● Records from a collection of figures
———

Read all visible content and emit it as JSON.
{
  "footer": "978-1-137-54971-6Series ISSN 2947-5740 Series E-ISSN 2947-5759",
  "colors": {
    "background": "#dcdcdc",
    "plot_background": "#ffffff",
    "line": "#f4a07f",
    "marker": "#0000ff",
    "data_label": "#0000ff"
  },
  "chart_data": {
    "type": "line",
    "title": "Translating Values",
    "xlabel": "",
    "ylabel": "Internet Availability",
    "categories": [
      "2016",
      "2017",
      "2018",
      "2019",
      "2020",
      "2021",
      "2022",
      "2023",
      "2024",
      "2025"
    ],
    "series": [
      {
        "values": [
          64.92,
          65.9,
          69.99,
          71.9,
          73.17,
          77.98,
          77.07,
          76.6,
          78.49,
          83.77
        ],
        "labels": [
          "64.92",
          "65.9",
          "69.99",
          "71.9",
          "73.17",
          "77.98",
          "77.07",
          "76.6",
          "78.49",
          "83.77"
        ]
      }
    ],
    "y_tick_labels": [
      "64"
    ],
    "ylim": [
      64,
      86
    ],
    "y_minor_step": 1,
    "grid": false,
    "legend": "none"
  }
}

———

● What you should do
Quote every entry exactly.

● Complete output
Read all visible content and emit it as JSON.
{
  "footer": "978-1-137-54971-6Series ISSN 2947-5740 Series E-ISSN 2947-5759",
  "colors": {
    "background": "#dcdcdc",
    "plot_background": "#ffffff",
    "line": "#f4a07f",
    "marker": "#0000ff",
    "data_label": "#0000ff"
  },
  "chart_data": {
    "type": "line",
    "title": "Translating Values",
    "xlabel": "",
    "ylabel": "Internet Availability",
    "categories": [
      "2016",
      "2017",
      "2018",
      "2019",
      "2020",
      "2021",
      "2022",
      "2023",
      "2024",
      "2025"
    ],
    "series": [
      {
        "values": [
          64.92,
          65.9,
          69.99,
          71.9,
          73.17,
          77.98,
          77.07,
          76.6,
          78.49,
          83.77
        ],
        "labels": [
          "64.92",
          "65.9",
          "69.99",
          "71.9",
          "73.17",
          "77.98",
          "77.07",
          "76.6",
          "78.49",
          "83.77"
        ]
      }
    ],
    "y_tick_labels": [
      "64"
    ],
    "ylim": [
      64,
      86
    ],
    "y_minor_step": 1,
    "grid": false,
    "legend": "none"
  }
}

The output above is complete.